> [REQUIREMENTS]
Locate each line in the records containing "Yield". Copy it.

> [TASK INPUT]
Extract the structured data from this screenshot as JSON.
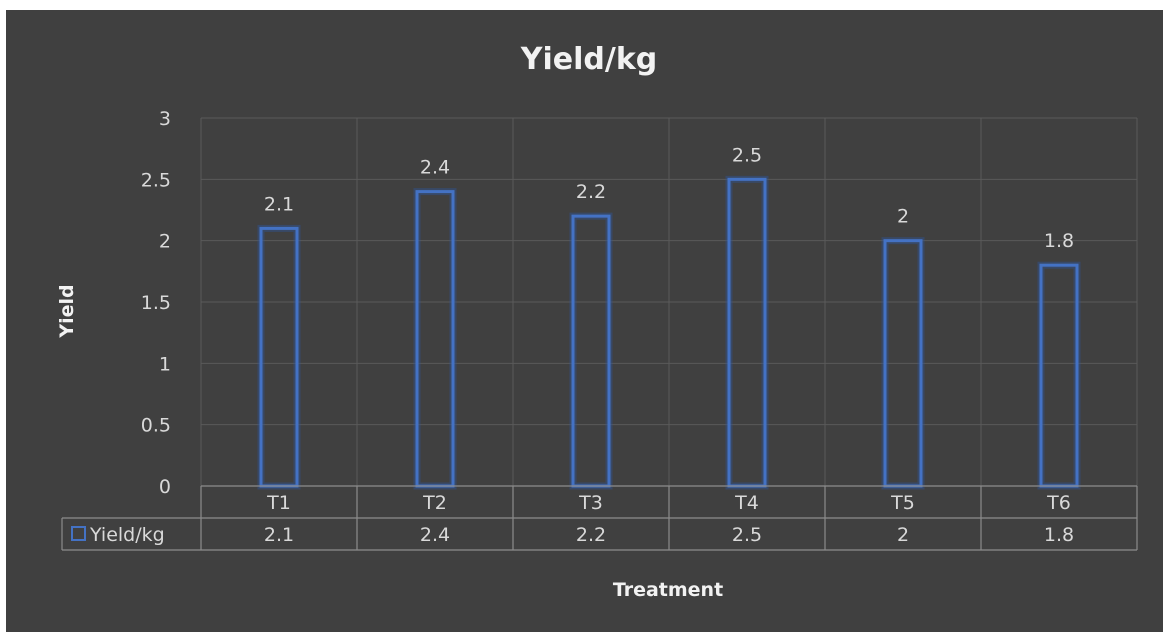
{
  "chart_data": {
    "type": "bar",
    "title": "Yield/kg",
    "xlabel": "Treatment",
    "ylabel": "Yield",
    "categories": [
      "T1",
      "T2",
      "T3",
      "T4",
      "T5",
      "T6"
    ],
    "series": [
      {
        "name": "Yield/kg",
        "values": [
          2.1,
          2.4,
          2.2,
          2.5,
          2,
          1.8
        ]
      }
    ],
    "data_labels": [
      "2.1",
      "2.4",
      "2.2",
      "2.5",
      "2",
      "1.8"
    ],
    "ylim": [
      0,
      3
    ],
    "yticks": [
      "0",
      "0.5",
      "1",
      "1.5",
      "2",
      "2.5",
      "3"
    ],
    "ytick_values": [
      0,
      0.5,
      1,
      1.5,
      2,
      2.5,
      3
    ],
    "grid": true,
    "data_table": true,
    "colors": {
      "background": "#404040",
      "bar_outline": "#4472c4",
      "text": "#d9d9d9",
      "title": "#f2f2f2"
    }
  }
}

> [REPLY TO THE TASK]
    "title": "Yield/kg",
    "ylabel": "Yield",
        "name": "Yield/kg",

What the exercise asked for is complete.